= WHAT TO DO =
Reproduce each line that includes the word "title".

* Begin DATA FOR THIS TASK *

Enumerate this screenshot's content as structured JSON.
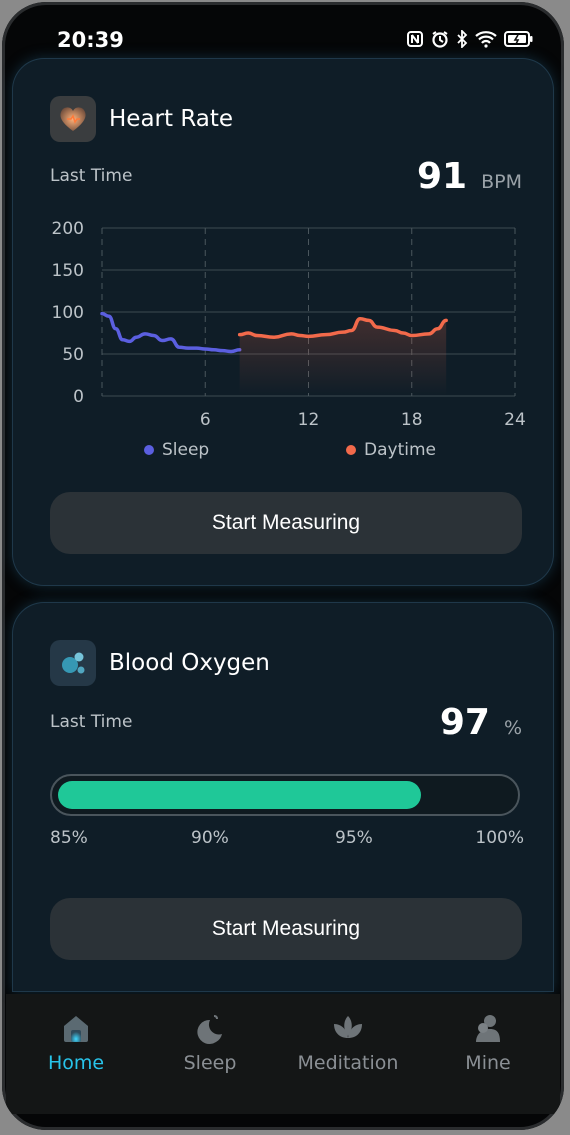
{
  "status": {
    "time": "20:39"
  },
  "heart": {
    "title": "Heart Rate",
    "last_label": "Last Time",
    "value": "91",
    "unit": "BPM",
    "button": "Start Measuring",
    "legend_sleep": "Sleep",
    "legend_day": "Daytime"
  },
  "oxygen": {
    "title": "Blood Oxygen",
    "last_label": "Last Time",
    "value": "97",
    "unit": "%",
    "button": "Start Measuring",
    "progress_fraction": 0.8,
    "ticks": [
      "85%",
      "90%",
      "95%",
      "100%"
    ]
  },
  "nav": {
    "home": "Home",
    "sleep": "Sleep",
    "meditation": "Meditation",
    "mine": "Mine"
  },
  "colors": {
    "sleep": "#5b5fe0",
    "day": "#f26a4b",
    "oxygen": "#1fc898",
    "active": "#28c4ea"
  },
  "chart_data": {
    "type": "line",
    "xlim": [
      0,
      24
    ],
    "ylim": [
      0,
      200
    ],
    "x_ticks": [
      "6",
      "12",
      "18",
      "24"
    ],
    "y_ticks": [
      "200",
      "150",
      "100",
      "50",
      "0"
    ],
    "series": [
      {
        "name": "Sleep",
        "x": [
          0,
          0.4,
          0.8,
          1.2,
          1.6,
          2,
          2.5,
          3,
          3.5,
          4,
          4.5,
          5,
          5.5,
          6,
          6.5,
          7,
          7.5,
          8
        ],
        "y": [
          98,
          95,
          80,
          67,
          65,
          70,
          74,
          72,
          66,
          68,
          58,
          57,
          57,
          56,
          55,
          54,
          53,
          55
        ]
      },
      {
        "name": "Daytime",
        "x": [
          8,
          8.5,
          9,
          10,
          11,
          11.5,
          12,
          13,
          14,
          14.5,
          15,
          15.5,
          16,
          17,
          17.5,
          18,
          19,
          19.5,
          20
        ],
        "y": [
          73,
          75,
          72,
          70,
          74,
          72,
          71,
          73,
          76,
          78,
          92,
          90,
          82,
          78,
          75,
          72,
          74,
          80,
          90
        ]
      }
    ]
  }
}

* End DATA FOR THIS TASK *

= TASK RESPONSE =
    "title": "Heart Rate",
    "title": "Blood Oxygen",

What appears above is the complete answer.